## Task statement:
Are you able to quote each entry exactly as written?

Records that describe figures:
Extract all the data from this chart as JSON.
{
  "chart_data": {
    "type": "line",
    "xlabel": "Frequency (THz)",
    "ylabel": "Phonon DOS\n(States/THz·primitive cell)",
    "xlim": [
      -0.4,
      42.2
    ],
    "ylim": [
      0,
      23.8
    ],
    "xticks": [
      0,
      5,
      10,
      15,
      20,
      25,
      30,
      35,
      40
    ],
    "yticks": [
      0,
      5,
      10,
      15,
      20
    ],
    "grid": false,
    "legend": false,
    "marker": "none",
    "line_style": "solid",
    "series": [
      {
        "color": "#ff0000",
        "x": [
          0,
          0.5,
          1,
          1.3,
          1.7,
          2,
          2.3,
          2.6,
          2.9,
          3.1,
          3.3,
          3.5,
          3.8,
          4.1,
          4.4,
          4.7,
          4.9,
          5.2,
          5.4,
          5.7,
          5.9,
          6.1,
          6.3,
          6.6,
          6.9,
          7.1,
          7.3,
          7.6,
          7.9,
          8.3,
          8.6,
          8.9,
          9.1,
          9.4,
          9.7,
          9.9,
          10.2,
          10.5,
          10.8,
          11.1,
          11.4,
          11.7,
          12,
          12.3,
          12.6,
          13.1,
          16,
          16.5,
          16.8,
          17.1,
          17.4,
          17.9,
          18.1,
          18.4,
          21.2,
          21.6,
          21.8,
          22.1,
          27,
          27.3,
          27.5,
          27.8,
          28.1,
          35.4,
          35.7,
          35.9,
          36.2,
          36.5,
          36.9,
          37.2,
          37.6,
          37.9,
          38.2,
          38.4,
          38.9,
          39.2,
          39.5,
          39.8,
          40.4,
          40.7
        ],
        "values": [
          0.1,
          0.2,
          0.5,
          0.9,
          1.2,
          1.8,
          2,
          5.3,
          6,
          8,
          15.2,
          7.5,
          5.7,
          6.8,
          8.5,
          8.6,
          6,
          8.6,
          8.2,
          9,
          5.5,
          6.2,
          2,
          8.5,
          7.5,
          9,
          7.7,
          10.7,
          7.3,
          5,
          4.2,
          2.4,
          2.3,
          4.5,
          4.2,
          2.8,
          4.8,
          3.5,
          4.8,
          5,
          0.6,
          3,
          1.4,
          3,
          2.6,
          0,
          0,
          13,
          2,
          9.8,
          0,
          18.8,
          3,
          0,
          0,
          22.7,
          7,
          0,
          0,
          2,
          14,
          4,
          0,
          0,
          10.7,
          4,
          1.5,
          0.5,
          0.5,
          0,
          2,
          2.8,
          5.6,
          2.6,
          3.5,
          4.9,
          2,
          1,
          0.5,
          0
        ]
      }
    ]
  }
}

## Solution for this exercise:
Extract all the data from this chart as JSON.
{
  "chart_data": {
    "type": "line",
    "xlabel": "Frequency (THz)",
    "ylabel": "Phonon DOS\n(States/THz·primitive cell)",
    "xlim": [
      -0.4,
      42.2
    ],
    "ylim": [
      0,
      23.8
    ],
    "xticks": [
      0,
      5,
      10,
      15,
      20,
      25,
      30,
      35,
      40
    ],
    "yticks": [
      0,
      5,
      10,
      15,
      20
    ],
    "grid": false,
    "legend": false,
    "marker": "none",
    "line_style": "solid",
    "series": [
      {
        "color": "#ff0000",
        "x": [
          0,
          0.5,
          1,
          1.3,
          1.7,
          2,
          2.3,
          2.6,
          2.9,
          3.1,
          3.3,
          3.5,
          3.8,
          4.1,
          4.4,
          4.7,
          4.9,
          5.2,
          5.4,
          5.7,
          5.9,
          6.1,
          6.3,
          6.6,
          6.9,
          7.1,
          7.3,
          7.6,
          7.9,
          8.3,
          8.6,
          8.9,
          9.1,
          9.4,
          9.7,
          9.9,
          10.2,
          10.5,
          10.8,
          11.1,
          11.4,
          11.7,
          12,
          12.3,
          12.6,
          13.1,
          16,
          16.5,
          16.8,
          17.1,
          17.4,
          17.9,
          18.1,
          18.4,
          21.2,
          21.6,
          21.8,
          22.1,
          27,
          27.3,
          27.5,
          27.8,
          28.1,
          35.4,
          35.7,
          35.9,
          36.2,
          36.5,
          36.9,
          37.2,
          37.6,
          37.9,
          38.2,
          38.4,
          38.9,
          39.2,
          39.5,
          39.8,
          40.4,
          40.7
        ],
        "values": [
          0.1,
          0.2,
          0.5,
          0.9,
          1.2,
          1.8,
          2,
          5.3,
          6,
          8,
          15.2,
          7.5,
          5.7,
          6.8,
          8.5,
          8.6,
          6,
          8.6,
          8.2,
          9,
          5.5,
          6.2,
          2,
          8.5,
          7.5,
          9,
          7.7,
          10.7,
          7.3,
          5,
          4.2,
          2.4,
          2.3,
          4.5,
          4.2,
          2.8,
          4.8,
          3.5,
          4.8,
          5,
          0.6,
          3,
          1.4,
          3,
          2.6,
          0,
          0,
          13,
          2,
          9.8,
          0,
          18.8,
          3,
          0,
          0,
          22.7,
          7,
          0,
          0,
          2,
          14,
          4,
          0,
          0,
          10.7,
          4,
          1.5,
          0.5,
          0.5,
          0,
          2,
          2.8,
          5.6,
          2.6,
          3.5,
          4.9,
          2,
          1,
          0.5,
          0
        ]
      }
    ]
  }
}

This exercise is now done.